begin EXERCISE MATERIAL

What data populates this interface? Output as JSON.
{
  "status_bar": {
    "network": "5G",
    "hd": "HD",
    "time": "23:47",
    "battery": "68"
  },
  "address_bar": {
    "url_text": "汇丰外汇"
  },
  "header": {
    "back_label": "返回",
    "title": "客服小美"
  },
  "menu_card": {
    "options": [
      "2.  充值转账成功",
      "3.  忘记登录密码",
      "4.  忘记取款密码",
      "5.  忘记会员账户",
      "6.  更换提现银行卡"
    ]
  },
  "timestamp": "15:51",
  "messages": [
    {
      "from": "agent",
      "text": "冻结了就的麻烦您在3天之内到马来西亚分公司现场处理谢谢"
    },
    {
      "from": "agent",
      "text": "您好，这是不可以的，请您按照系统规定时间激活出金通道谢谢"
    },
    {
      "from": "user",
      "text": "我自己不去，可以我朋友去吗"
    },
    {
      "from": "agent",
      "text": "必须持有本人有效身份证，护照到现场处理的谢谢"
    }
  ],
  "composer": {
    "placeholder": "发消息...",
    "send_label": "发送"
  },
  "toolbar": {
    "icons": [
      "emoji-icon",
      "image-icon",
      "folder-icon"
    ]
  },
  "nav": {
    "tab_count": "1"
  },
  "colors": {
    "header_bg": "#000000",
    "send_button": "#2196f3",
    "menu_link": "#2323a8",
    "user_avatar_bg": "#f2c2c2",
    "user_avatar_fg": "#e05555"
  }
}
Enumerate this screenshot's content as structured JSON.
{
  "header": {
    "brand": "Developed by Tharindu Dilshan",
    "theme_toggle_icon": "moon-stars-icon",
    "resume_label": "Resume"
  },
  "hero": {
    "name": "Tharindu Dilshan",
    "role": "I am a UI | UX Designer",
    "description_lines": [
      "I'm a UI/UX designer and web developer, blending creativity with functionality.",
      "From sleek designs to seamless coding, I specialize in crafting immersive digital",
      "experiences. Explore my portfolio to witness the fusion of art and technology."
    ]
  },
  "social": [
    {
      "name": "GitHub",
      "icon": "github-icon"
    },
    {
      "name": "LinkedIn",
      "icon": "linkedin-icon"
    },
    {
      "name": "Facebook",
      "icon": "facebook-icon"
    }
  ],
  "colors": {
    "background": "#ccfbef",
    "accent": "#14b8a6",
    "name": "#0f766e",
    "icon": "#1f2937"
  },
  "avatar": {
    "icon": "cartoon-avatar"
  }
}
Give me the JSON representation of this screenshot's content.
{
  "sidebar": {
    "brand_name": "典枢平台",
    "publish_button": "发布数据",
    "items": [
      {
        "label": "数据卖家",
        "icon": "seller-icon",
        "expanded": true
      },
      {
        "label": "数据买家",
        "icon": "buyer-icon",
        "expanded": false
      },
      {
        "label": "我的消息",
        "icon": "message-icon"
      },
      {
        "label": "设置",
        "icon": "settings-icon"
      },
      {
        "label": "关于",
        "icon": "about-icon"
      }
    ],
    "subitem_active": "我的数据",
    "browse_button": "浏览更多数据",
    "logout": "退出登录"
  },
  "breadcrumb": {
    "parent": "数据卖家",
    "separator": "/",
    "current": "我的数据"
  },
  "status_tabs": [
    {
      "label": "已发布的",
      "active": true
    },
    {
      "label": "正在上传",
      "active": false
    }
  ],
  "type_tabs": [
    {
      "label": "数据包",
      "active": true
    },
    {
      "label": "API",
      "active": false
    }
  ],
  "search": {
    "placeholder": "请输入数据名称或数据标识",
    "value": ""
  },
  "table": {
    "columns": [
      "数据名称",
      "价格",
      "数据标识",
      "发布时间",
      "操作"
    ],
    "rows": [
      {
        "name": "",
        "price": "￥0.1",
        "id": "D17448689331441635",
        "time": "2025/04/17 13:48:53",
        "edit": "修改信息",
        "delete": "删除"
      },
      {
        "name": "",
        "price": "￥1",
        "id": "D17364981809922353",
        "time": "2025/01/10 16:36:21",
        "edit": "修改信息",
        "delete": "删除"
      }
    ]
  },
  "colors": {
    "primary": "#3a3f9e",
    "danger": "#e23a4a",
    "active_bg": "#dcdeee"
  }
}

end EXERCISE MATERIAL

▶ **TASK TO CARRY OUT**: Write out the entries above word for word.

▶ **OUTPUT OF THE EXERCISE**:
What data populates this interface? Output as JSON.
{
  "status_bar": {
    "network": "5G",
    "hd": "HD",
    "time": "23:47",
    "battery": "68"
  },
  "address_bar": {
    "url_text": "汇丰外汇"
  },
  "header": {
    "back_label": "返回",
    "title": "客服小美"
  },
  "menu_card": {
    "options": [
      "2.  充值转账成功",
      "3.  忘记登录密码",
      "4.  忘记取款密码",
      "5.  忘记会员账户",
      "6.  更换提现银行卡"
    ]
  },
  "timestamp": "15:51",
  "messages": [
    {
      "from": "agent",
      "text": "冻结了就的麻烦您在3天之内到马来西亚分公司现场处理谢谢"
    },
    {
      "from": "agent",
      "text": "您好，这是不可以的，请您按照系统规定时间激活出金通道谢谢"
    },
    {
      "from": "user",
      "text": "我自己不去，可以我朋友去吗"
    },
    {
      "from": "agent",
      "text": "必须持有本人有效身份证，护照到现场处理的谢谢"
    }
  ],
  "composer": {
    "placeholder": "发消息...",
    "send_label": "发送"
  },
  "toolbar": {
    "icons": [
      "emoji-icon",
      "image-icon",
      "folder-icon"
    ]
  },
  "nav": {
    "tab_count": "1"
  },
  "colors": {
    "header_bg": "#000000",
    "send_button": "#2196f3",
    "menu_link": "#2323a8",
    "user_avatar_bg": "#f2c2c2",
    "user_avatar_fg": "#e05555"
  }
}
Enumerate this screenshot's content as structured JSON.
{
  "header": {
    "brand": "Developed by Tharindu Dilshan",
    "theme_toggle_icon": "moon-stars-icon",
    "resume_label": "Resume"
  },
  "hero": {
    "name": "Tharindu Dilshan",
    "role": "I am a UI | UX Designer",
    "description_lines": [
      "I'm a UI/UX designer and web developer, blending creativity with functionality.",
      "From sleek designs to seamless coding, I specialize in crafting immersive digital",
      "experiences. Explore my portfolio to witness the fusion of art and technology."
    ]
  },
  "social": [
    {
      "name": "GitHub",
      "icon": "github-icon"
    },
    {
      "name": "LinkedIn",
      "icon": "linkedin-icon"
    },
    {
      "name": "Facebook",
      "icon": "facebook-icon"
    }
  ],
  "colors": {
    "background": "#ccfbef",
    "accent": "#14b8a6",
    "name": "#0f766e",
    "icon": "#1f2937"
  },
  "avatar": {
    "icon": "cartoon-avatar"
  }
}
Give me the JSON representation of this screenshot's content.
{
  "sidebar": {
    "brand_name": "典枢平台",
    "publish_button": "发布数据",
    "items": [
      {
        "label": "数据卖家",
        "icon": "seller-icon",
        "expanded": true
      },
      {
        "label": "数据买家",
        "icon": "buyer-icon",
        "expanded": false
      },
      {
        "label": "我的消息",
        "icon": "message-icon"
      },
      {
        "label": "设置",
        "icon": "settings-icon"
      },
      {
        "label": "关于",
        "icon": "about-icon"
      }
    ],
    "subitem_active": "我的数据",
    "browse_button": "浏览更多数据",
    "logout": "退出登录"
  },
  "breadcrumb": {
    "parent": "数据卖家",
    "separator": "/",
    "current": "我的数据"
  },
  "status_tabs": [
    {
      "label": "已发布的",
      "active": true
    },
    {
      "label": "正在上传",
      "active": false
    }
  ],
  "type_tabs": [
    {
      "label": "数据包",
      "active": true
    },
    {
      "label": "API",
      "active": false
    }
  ],
  "search": {
    "placeholder": "请输入数据名称或数据标识",
    "value": ""
  },
  "table": {
    "columns": [
      "数据名称",
      "价格",
      "数据标识",
      "发布时间",
      "操作"
    ],
    "rows": [
      {
        "name": "",
        "price": "￥0.1",
        "id": "D17448689331441635",
        "time": "2025/04/17 13:48:53",
        "edit": "修改信息",
        "delete": "删除"
      },
      {
        "name": "",
        "price": "￥1",
        "id": "D17364981809922353",
        "time": "2025/01/10 16:36:21",
        "edit": "修改信息",
        "delete": "删除"
      }
    ]
  },
  "colors": {
    "primary": "#3a3f9e",
    "danger": "#e23a4a",
    "active_bg": "#dcdeee"
  }
}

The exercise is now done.